## What is being asked:
Below is some material; set it all down exactly, apart from the pictures.

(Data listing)
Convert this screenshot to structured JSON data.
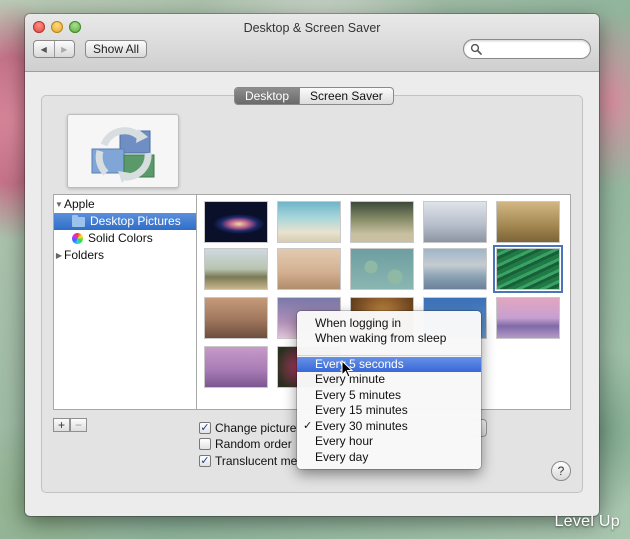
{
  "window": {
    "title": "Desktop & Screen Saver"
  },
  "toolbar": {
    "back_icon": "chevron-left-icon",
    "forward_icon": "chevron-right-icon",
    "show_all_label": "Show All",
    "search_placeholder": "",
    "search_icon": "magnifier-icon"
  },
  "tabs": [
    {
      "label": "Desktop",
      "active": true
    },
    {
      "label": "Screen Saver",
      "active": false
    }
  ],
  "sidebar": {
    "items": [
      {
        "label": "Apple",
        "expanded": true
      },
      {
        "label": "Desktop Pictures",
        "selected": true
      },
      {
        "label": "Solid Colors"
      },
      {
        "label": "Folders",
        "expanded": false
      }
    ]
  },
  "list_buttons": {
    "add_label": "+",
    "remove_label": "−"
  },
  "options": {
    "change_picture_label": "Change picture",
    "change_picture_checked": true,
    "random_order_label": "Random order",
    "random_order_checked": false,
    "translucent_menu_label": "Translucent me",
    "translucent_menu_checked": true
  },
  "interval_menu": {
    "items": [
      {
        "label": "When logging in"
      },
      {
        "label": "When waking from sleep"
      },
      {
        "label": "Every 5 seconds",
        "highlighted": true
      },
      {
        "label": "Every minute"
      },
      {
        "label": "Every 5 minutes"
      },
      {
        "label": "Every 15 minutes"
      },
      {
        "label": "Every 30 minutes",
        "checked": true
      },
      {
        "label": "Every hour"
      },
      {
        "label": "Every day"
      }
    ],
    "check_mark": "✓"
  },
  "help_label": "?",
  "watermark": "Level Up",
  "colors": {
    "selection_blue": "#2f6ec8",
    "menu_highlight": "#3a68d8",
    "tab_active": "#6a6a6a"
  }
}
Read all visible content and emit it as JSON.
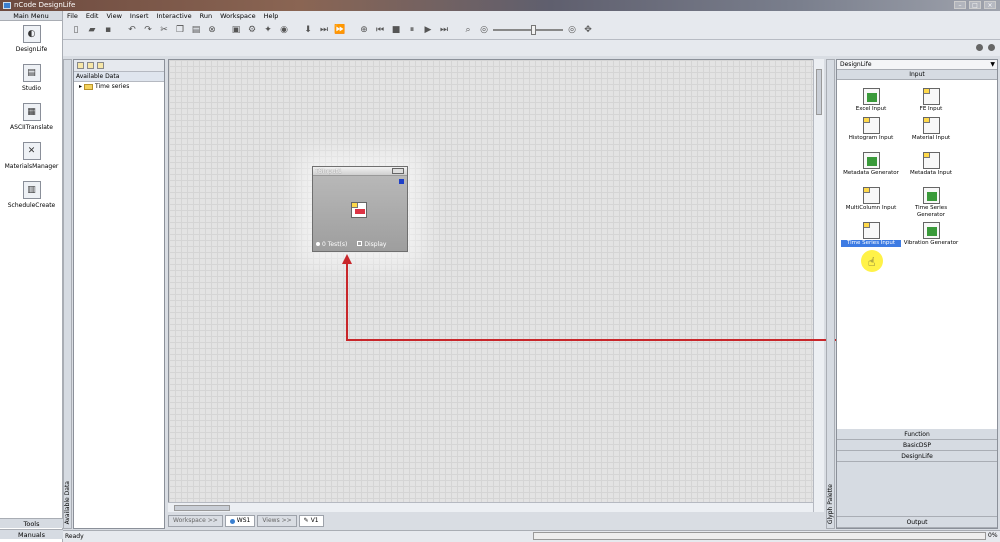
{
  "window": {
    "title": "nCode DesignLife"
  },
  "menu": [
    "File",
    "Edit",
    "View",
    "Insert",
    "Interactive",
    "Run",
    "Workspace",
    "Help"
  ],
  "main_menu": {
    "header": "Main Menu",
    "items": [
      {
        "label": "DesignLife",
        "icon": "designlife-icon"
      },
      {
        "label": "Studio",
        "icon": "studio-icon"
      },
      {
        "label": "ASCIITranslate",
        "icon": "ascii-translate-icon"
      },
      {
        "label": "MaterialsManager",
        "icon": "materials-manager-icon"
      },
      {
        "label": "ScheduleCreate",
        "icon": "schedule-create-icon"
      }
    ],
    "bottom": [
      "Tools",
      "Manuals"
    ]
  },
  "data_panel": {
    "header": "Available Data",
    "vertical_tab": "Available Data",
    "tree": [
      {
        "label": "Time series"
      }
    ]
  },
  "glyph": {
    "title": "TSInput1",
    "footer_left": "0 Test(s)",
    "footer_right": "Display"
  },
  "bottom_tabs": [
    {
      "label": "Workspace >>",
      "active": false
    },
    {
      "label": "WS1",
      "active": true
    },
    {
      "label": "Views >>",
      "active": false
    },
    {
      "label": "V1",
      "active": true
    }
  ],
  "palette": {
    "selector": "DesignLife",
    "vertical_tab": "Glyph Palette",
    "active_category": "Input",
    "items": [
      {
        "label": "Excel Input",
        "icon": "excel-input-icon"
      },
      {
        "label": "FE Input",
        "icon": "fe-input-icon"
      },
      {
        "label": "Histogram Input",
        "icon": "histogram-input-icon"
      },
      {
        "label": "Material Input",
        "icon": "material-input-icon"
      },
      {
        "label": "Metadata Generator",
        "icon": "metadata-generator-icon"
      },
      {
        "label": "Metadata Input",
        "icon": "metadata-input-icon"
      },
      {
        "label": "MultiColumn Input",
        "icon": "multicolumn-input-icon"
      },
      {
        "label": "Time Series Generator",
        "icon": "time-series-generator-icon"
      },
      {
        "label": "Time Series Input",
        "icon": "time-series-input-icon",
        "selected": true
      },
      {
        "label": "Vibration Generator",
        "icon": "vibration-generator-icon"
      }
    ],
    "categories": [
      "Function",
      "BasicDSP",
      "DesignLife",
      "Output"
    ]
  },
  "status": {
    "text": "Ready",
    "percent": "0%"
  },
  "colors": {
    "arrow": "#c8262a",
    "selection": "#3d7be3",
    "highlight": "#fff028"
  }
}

## Solution:
Convert this screenshot to structured JSON data.
{
  "window": {
    "title": "Desktop & Screen Saver"
  },
  "toolbar": {
    "back_icon": "chevron-left-icon",
    "forward_icon": "chevron-right-icon",
    "show_all_label": "Show All",
    "search_placeholder": "",
    "search_icon": "magnifier-icon"
  },
  "tabs": [
    {
      "label": "Desktop",
      "active": true
    },
    {
      "label": "Screen Saver",
      "active": false
    }
  ],
  "sidebar": {
    "items": [
      {
        "label": "Apple",
        "expanded": true
      },
      {
        "label": "Desktop Pictures",
        "selected": true
      },
      {
        "label": "Solid Colors"
      },
      {
        "label": "Folders",
        "expanded": false
      }
    ]
  },
  "list_buttons": {
    "add_label": "+",
    "remove_label": "−"
  },
  "options": {
    "change_picture_label": "Change picture",
    "change_picture_checked": true,
    "random_order_label": "Random order",
    "random_order_checked": false,
    "translucent_menu_label": "Translucent me",
    "translucent_menu_checked": true
  },
  "interval_menu": {
    "items": [
      {
        "label": "When logging in"
      },
      {
        "label": "When waking from sleep"
      },
      {
        "label": "Every 5 seconds",
        "highlighted": true
      },
      {
        "label": "Every minute"
      },
      {
        "label": "Every 5 minutes"
      },
      {
        "label": "Every 15 minutes"
      },
      {
        "label": "Every 30 minutes",
        "checked": true
      },
      {
        "label": "Every hour"
      },
      {
        "label": "Every day"
      }
    ],
    "check_mark": "✓"
  },
  "help_label": "?",
  "watermark": "Level Up",
  "colors": {
    "selection_blue": "#2f6ec8",
    "menu_highlight": "#3a68d8",
    "tab_active": "#6a6a6a"
  }
}
Read all visible content and emit it as JSON.
{
  "window": {
    "title": "nCode DesignLife"
  },
  "menu": [
    "File",
    "Edit",
    "View",
    "Insert",
    "Interactive",
    "Run",
    "Workspace",
    "Help"
  ],
  "main_menu": {
    "header": "Main Menu",
    "items": [
      {
        "label": "DesignLife",
        "icon": "designlife-icon"
      },
      {
        "label": "Studio",
        "icon": "studio-icon"
      },
      {
        "label": "ASCIITranslate",
        "icon": "ascii-translate-icon"
      },
      {
        "label": "MaterialsManager",
        "icon": "materials-manager-icon"
      },
      {
        "label": "ScheduleCreate",
        "icon": "schedule-create-icon"
      }
    ],
    "bottom": [
      "Tools",
      "Manuals"
    ]
  },
  "data_panel": {
    "header": "Available Data",
    "vertical_tab": "Available Data",
    "tree": [
      {
        "label": "Time series"
      }
    ]
  },
  "glyph": {
    "title": "TSInput1",
    "footer_left": "0 Test(s)",
    "footer_right": "Display"
  },
  "bottom_tabs": [
    {
      "label": "Workspace >>",
      "active": false
    },
    {
      "label": "WS1",
      "active": true
    },
    {
      "label": "Views >>",
      "active": false
    },
    {
      "label": "V1",
      "active": true
    }
  ],
  "palette": {
    "selector": "DesignLife",
    "vertical_tab": "Glyph Palette",
    "active_category": "Input",
    "items": [
      {
        "label": "Excel Input",
        "icon": "excel-input-icon"
      },
      {
        "label": "FE Input",
        "icon": "fe-input-icon"
      },
      {
        "label": "Histogram Input",
        "icon": "histogram-input-icon"
      },
      {
        "label": "Material Input",
        "icon": "material-input-icon"
      },
      {
        "label": "Metadata Generator",
        "icon": "metadata-generator-icon"
      },
      {
        "label": "Metadata Input",
        "icon": "metadata-input-icon"
      },
      {
        "label": "MultiColumn Input",
        "icon": "multicolumn-input-icon"
      },
      {
        "label": "Time Series Generator",
        "icon": "time-series-generator-icon"
      },
      {
        "label": "Time Series Input",
        "icon": "time-series-input-icon",
        "selected": true
      },
      {
        "label": "Vibration Generator",
        "icon": "vibration-generator-icon"
      }
    ],
    "categories": [
      "Function",
      "BasicDSP",
      "DesignLife",
      "Output"
    ]
  },
  "status": {
    "text": "Ready",
    "percent": "0%"
  },
  "colors": {
    "arrow": "#c8262a",
    "selection": "#3d7be3",
    "highlight": "#fff028"
  }
}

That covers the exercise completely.